⟨

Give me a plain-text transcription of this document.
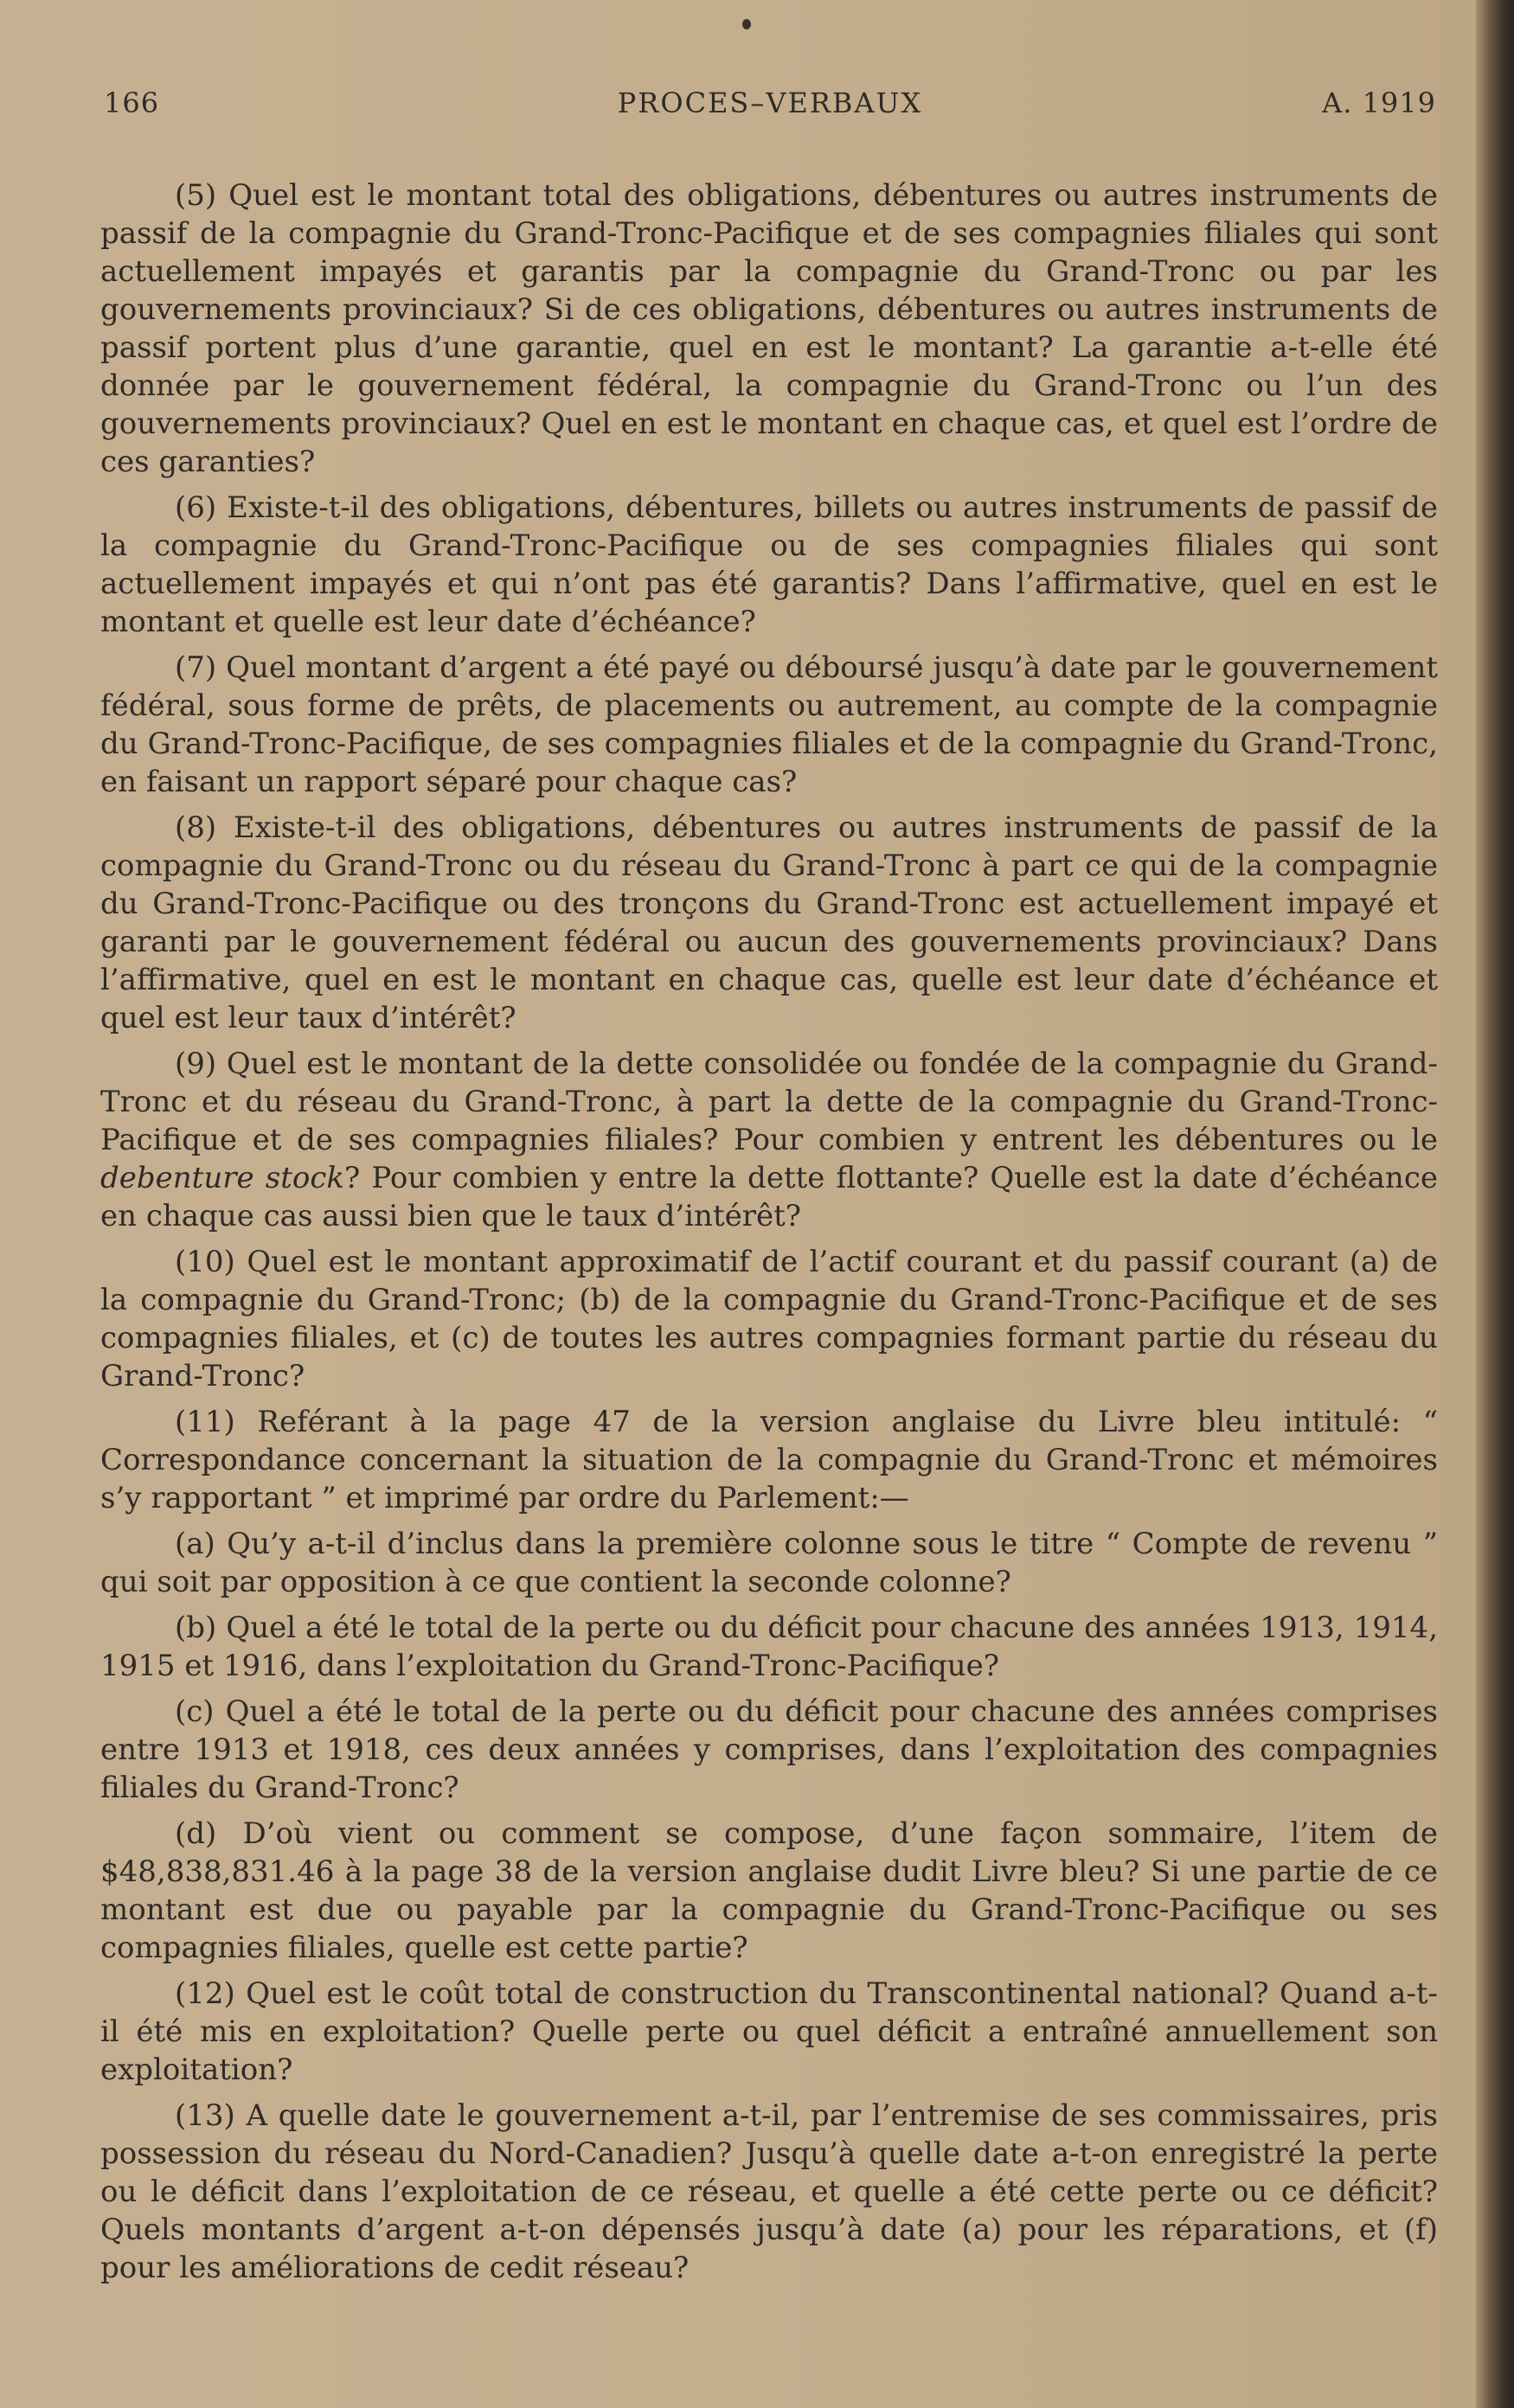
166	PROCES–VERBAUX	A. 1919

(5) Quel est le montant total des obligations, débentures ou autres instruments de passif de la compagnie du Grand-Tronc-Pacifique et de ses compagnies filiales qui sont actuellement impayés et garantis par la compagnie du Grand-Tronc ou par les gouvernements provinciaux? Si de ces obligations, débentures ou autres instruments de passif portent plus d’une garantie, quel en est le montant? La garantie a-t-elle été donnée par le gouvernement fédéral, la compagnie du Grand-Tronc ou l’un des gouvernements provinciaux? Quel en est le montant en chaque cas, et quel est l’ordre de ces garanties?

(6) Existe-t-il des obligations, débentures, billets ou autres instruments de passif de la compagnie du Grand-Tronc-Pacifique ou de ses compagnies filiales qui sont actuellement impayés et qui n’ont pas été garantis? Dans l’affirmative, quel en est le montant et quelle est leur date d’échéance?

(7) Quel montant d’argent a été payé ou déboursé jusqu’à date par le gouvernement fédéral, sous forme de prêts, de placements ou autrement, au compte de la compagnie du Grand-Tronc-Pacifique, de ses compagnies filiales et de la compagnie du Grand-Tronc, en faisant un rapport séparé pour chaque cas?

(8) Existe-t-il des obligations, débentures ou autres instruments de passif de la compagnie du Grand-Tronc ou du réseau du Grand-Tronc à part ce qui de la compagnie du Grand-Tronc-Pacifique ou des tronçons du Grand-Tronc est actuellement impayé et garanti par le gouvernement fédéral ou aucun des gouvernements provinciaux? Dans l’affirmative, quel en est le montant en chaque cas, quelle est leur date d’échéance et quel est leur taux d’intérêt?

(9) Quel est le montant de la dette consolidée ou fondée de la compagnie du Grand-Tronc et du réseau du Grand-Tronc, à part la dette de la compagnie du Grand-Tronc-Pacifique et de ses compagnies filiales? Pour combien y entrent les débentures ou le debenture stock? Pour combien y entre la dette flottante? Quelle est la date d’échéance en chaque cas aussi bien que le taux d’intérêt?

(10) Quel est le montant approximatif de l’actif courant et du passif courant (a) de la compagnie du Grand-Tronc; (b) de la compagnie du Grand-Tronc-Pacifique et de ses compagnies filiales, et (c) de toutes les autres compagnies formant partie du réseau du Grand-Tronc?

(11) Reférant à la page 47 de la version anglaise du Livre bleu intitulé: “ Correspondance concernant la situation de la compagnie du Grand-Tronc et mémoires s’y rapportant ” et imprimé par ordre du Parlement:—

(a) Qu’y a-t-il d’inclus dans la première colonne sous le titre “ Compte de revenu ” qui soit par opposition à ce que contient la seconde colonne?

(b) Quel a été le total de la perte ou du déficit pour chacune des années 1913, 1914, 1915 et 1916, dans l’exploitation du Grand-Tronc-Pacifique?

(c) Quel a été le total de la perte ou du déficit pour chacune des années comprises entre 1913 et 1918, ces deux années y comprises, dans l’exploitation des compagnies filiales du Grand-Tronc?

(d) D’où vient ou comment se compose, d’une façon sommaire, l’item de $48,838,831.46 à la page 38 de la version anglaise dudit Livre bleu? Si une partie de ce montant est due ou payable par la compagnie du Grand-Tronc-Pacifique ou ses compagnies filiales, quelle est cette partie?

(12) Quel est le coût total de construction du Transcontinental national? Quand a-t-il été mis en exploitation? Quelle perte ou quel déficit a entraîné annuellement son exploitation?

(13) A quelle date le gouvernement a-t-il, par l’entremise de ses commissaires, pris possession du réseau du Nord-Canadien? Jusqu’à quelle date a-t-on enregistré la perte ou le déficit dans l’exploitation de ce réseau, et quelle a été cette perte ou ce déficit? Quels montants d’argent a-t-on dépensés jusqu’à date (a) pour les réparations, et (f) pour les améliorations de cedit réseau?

⟩
⟨

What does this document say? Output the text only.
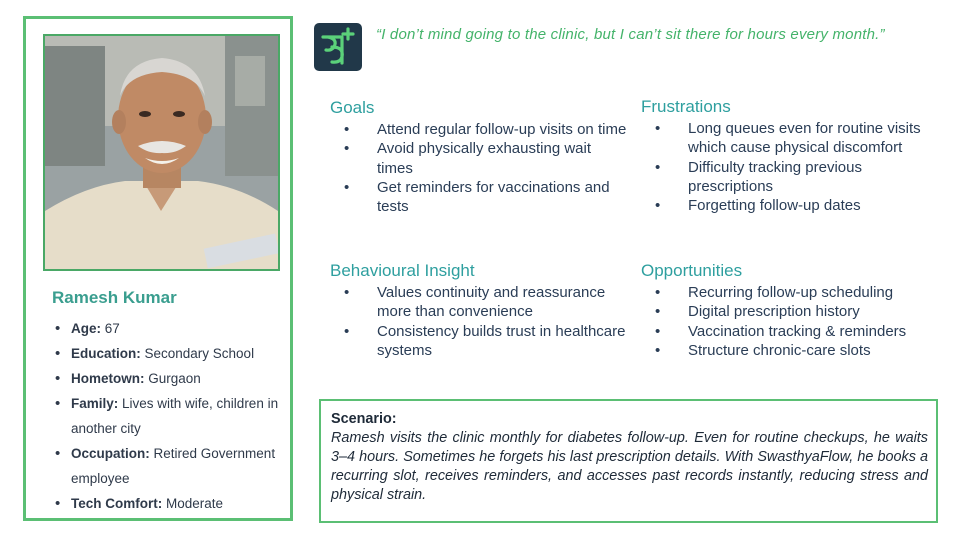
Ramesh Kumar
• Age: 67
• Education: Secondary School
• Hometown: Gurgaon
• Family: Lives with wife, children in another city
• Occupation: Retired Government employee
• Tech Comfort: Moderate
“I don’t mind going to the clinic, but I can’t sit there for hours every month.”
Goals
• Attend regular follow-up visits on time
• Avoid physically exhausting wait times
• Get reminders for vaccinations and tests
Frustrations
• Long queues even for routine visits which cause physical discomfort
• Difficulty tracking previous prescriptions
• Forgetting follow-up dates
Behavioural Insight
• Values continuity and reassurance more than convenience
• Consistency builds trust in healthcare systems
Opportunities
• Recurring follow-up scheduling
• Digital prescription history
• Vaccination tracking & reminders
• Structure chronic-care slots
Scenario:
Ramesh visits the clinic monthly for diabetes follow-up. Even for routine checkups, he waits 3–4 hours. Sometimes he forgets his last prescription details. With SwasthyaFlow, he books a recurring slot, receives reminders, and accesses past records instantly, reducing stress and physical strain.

⟩
⟨

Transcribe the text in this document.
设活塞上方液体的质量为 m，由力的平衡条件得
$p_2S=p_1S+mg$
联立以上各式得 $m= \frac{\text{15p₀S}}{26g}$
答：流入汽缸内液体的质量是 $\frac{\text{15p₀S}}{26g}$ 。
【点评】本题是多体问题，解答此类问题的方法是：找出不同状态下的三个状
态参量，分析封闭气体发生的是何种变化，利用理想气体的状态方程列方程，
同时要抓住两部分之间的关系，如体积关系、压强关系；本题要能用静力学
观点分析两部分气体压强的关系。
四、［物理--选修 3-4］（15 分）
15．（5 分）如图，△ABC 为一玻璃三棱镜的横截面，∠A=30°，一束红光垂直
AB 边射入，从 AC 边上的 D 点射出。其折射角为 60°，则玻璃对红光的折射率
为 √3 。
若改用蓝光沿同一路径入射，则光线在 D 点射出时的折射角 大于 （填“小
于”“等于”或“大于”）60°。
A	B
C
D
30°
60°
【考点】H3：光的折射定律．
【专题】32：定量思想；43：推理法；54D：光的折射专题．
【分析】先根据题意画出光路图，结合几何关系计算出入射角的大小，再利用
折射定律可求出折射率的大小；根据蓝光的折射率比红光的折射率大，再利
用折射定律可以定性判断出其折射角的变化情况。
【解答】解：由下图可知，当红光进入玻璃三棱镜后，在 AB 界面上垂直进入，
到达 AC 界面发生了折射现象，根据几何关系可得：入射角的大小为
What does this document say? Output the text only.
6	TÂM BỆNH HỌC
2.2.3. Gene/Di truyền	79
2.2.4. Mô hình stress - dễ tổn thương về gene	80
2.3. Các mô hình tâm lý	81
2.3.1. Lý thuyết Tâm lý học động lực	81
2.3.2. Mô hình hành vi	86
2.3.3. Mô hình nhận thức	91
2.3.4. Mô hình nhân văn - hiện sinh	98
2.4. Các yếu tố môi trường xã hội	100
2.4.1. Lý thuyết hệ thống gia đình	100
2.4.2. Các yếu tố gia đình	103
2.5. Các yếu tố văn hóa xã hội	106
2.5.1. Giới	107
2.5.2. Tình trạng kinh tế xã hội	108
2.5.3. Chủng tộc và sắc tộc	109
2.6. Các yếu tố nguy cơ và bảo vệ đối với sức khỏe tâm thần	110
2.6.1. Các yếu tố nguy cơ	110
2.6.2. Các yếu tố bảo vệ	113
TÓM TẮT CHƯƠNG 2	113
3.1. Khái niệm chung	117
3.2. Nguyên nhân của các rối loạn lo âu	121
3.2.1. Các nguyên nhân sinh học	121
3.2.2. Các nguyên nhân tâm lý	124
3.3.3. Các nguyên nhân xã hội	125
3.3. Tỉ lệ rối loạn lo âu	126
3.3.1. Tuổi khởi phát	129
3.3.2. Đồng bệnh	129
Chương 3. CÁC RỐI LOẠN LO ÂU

⟩

● What to work on
From the data above, work out how many lines contain the string "échéance" and reply with only the number.

● Exercise answer
3